Examine the entries below, count the lines holding the string "Emery", and respond with the number only.

-- DATA SHOWN --
───
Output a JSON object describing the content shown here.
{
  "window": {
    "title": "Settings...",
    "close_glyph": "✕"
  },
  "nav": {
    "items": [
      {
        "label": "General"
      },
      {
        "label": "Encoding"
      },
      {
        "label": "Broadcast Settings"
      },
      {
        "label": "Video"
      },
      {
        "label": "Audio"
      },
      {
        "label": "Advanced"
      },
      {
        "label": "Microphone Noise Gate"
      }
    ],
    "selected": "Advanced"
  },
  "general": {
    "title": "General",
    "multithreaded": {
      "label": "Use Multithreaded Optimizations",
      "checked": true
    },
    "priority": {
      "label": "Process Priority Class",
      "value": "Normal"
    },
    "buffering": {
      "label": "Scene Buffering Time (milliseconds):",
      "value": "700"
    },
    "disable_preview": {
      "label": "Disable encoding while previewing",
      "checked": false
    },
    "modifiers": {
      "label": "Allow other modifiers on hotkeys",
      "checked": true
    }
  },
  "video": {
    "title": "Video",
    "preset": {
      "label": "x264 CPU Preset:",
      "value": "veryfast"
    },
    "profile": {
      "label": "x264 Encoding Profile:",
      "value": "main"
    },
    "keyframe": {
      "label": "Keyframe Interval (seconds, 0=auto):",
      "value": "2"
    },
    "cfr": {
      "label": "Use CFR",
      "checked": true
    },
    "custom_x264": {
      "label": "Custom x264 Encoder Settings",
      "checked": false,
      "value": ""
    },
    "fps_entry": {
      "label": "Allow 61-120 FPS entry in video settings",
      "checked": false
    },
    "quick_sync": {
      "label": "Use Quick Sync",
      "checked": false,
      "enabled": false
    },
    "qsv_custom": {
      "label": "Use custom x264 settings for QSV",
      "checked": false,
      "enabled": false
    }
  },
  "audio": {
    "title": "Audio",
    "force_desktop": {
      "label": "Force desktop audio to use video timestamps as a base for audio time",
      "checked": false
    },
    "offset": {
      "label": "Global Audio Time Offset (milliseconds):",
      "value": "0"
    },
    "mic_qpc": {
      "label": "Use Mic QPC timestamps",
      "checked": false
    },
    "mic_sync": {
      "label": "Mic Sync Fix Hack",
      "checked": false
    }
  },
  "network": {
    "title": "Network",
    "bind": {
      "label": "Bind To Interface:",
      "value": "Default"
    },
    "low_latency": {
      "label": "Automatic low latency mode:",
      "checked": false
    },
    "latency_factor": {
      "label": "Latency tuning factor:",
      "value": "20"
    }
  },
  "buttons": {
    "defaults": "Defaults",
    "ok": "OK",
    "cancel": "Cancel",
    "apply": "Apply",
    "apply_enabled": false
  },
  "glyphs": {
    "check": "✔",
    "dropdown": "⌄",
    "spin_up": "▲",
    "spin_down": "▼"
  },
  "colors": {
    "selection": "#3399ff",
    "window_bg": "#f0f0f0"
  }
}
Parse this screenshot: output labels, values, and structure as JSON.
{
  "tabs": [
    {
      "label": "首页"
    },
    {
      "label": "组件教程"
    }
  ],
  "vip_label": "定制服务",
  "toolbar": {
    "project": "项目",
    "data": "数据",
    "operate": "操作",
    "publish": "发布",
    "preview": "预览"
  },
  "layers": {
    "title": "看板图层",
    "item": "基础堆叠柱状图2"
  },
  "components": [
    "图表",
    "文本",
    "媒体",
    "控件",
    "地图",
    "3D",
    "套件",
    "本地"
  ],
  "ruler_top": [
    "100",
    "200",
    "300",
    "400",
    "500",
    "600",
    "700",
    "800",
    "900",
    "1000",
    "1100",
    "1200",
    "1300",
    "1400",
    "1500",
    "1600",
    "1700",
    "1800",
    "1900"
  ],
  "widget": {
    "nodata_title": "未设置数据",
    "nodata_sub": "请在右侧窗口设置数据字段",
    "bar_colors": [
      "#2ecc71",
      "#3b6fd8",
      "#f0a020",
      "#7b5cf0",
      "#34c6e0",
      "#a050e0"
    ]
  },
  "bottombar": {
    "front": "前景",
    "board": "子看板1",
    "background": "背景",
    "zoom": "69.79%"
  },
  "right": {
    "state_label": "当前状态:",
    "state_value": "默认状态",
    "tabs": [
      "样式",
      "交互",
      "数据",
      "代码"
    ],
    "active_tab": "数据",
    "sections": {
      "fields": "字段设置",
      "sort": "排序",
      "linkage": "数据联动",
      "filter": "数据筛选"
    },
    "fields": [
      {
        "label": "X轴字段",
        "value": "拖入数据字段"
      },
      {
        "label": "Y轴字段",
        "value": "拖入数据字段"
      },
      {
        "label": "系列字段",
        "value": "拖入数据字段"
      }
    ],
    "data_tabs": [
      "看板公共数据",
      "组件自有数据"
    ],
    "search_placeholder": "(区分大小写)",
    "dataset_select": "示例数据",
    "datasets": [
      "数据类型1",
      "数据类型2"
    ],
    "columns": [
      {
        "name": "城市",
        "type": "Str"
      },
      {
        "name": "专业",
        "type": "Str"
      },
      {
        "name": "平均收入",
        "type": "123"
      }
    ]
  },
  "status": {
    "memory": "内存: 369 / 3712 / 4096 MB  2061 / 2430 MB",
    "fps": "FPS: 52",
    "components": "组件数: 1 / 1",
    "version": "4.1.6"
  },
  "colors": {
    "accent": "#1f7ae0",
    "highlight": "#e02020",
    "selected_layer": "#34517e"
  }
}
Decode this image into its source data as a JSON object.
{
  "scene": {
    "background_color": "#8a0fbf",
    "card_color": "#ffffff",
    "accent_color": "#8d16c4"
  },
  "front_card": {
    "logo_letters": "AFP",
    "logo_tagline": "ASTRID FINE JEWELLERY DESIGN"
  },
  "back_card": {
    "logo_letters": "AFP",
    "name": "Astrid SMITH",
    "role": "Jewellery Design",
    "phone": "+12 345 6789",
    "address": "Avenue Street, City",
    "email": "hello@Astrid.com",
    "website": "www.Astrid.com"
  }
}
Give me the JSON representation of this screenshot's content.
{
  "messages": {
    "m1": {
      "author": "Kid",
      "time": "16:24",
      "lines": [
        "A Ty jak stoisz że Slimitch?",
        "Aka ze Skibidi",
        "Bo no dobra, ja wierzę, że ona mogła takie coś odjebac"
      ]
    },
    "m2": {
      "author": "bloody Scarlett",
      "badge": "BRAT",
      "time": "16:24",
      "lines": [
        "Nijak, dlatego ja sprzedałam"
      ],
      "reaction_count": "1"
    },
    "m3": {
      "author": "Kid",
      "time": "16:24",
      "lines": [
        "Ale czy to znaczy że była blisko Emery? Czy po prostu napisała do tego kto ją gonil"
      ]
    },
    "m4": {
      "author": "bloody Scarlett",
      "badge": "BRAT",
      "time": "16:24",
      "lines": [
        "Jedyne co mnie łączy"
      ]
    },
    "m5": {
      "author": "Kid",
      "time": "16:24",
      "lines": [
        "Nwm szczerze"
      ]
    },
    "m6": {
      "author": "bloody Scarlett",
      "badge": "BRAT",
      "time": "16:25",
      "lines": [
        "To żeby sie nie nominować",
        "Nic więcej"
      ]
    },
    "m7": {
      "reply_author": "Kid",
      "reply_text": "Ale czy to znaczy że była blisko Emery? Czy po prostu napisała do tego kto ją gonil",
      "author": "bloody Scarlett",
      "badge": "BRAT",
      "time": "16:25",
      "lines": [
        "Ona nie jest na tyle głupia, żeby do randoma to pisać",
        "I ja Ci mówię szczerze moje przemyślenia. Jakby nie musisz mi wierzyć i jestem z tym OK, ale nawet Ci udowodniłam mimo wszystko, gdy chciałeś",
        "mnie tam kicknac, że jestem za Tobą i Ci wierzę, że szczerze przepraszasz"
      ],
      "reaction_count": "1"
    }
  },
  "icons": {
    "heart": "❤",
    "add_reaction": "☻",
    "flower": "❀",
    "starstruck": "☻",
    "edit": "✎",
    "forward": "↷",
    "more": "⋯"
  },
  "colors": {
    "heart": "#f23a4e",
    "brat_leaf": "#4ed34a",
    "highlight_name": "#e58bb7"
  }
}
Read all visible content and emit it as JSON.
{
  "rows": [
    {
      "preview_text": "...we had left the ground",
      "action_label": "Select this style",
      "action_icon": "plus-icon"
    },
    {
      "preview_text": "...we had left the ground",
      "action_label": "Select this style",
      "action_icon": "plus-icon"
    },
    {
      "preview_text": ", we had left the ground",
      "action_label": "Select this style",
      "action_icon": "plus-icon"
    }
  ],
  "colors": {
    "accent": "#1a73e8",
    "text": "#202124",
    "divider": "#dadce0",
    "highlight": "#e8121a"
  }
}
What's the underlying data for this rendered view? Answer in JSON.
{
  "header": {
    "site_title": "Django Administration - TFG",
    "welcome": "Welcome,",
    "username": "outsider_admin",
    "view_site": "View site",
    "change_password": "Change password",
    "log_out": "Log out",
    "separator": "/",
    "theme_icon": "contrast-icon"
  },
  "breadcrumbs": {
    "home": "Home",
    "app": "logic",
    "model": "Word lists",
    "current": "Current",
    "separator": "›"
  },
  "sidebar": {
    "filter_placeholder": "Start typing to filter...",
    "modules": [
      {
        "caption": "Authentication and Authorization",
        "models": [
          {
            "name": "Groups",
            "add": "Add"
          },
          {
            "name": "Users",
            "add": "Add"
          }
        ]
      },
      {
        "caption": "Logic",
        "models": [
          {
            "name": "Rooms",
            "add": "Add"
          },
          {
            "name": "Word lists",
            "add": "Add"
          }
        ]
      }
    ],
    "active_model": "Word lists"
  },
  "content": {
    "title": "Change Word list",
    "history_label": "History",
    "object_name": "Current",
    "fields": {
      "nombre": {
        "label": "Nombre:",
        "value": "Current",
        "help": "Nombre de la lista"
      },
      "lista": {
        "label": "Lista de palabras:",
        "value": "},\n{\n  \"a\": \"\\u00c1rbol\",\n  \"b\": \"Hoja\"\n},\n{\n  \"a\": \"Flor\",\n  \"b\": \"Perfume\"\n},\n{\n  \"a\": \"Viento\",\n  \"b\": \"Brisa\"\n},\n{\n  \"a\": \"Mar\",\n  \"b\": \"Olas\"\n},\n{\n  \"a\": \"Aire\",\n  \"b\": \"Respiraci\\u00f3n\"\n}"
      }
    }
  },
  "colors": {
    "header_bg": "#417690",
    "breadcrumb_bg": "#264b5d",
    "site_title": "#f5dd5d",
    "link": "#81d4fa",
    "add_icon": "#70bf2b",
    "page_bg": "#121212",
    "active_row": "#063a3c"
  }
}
───
-- TASK SOLUTION --
2